- **TO DO**:
Restate each line of the listing exactly, without carrying over any pictures.

- **SUPPLIED MATERIAL**:
::::::::::
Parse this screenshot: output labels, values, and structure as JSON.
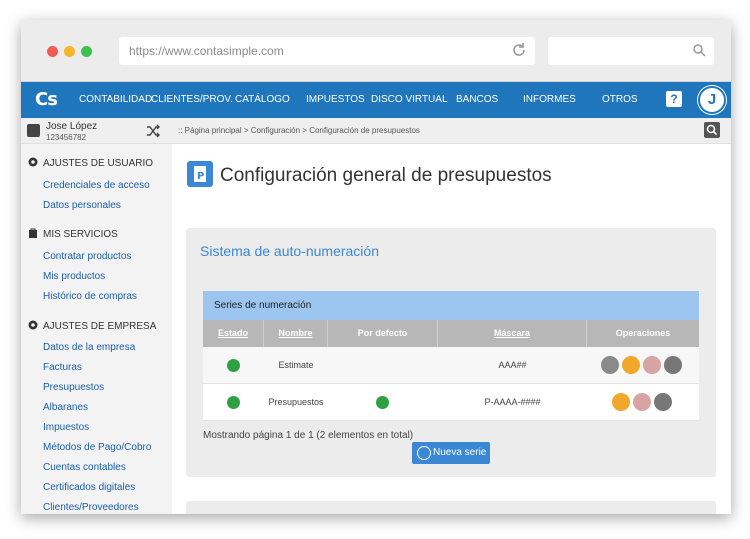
{
  "browser": {
    "url": "https://www.contasimple.com"
  },
  "topnav": {
    "logo": "Cs",
    "items": [
      "CONTABILIDAD",
      "CLIENTES/PROV.",
      "CATÁLOGO",
      "IMPUESTOS",
      "DISCO VIRTUAL",
      "BANCOS",
      "INFORMES",
      "OTROS"
    ],
    "help": "?",
    "avatar": "J",
    "color": "#1f76bd"
  },
  "user": {
    "name": "Jose López",
    "id": "123456782"
  },
  "breadcrumb": ":: Página principal > Configuración > Configuración de presupuestos",
  "sidebar": {
    "sections": [
      {
        "title": "AJUSTES DE USUARIO",
        "icon": "gear-icon",
        "items": [
          "Credenciales de acceso",
          "Datos personales"
        ]
      },
      {
        "title": "MIS SERVICIOS",
        "icon": "bag-icon",
        "items": [
          "Contratar productos",
          "Mis productos",
          "Histórico de compras"
        ]
      },
      {
        "title": "AJUSTES DE EMPRESA",
        "icon": "gear-icon",
        "items": [
          "Datos de la empresa",
          "Facturas",
          "Presupuestos",
          "Albaranes",
          "Impuestos",
          "Métodos de Pago/Cobro",
          "Cuentas contables",
          "Certificados digitales",
          "Clientes/Proveedores"
        ]
      }
    ]
  },
  "main": {
    "title": "Configuración general de presupuestos",
    "panel_title": "Sistema de auto-numeración",
    "grid": {
      "title": "Series de numeración",
      "columns": [
        "Estado",
        "Nombre",
        "Por defecto",
        "Máscara",
        "Operaciones"
      ],
      "rows": [
        {
          "estado": "active",
          "nombre": "Estimate",
          "por_defecto": false,
          "mascara": "AAA##"
        },
        {
          "estado": "active",
          "nombre": "Presupuestos",
          "por_defecto": true,
          "mascara": "P-AAAA-####"
        }
      ],
      "paging": "Mostrando página 1 de 1 (2 elementos en total)",
      "new_button": "Nueva serie"
    }
  }
}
::::::::::
- **EXERCISE RESULT**:
Parse this screenshot: output labels, values, and structure as JSON.
{
  "browser": {
    "url": "https://www.contasimple.com"
  },
  "topnav": {
    "logo": "Cs",
    "items": [
      "CONTABILIDAD",
      "CLIENTES/PROV.",
      "CATÁLOGO",
      "IMPUESTOS",
      "DISCO VIRTUAL",
      "BANCOS",
      "INFORMES",
      "OTROS"
    ],
    "help": "?",
    "avatar": "J",
    "color": "#1f76bd"
  },
  "user": {
    "name": "Jose López",
    "id": "123456782"
  },
  "breadcrumb": ":: Página principal > Configuración > Configuración de presupuestos",
  "sidebar": {
    "sections": [
      {
        "title": "AJUSTES DE USUARIO",
        "icon": "gear-icon",
        "items": [
          "Credenciales de acceso",
          "Datos personales"
        ]
      },
      {
        "title": "MIS SERVICIOS",
        "icon": "bag-icon",
        "items": [
          "Contratar productos",
          "Mis productos",
          "Histórico de compras"
        ]
      },
      {
        "title": "AJUSTES DE EMPRESA",
        "icon": "gear-icon",
        "items": [
          "Datos de la empresa",
          "Facturas",
          "Presupuestos",
          "Albaranes",
          "Impuestos",
          "Métodos de Pago/Cobro",
          "Cuentas contables",
          "Certificados digitales",
          "Clientes/Proveedores"
        ]
      }
    ]
  },
  "main": {
    "title": "Configuración general de presupuestos",
    "panel_title": "Sistema de auto-numeración",
    "grid": {
      "title": "Series de numeración",
      "columns": [
        "Estado",
        "Nombre",
        "Por defecto",
        "Máscara",
        "Operaciones"
      ],
      "rows": [
        {
          "estado": "active",
          "nombre": "Estimate",
          "por_defecto": false,
          "mascara": "AAA##"
        },
        {
          "estado": "active",
          "nombre": "Presupuestos",
          "por_defecto": true,
          "mascara": "P-AAAA-####"
        }
      ],
      "paging": "Mostrando página 1 de 1 (2 elementos en total)",
      "new_button": "Nueva serie"
    }
  }
}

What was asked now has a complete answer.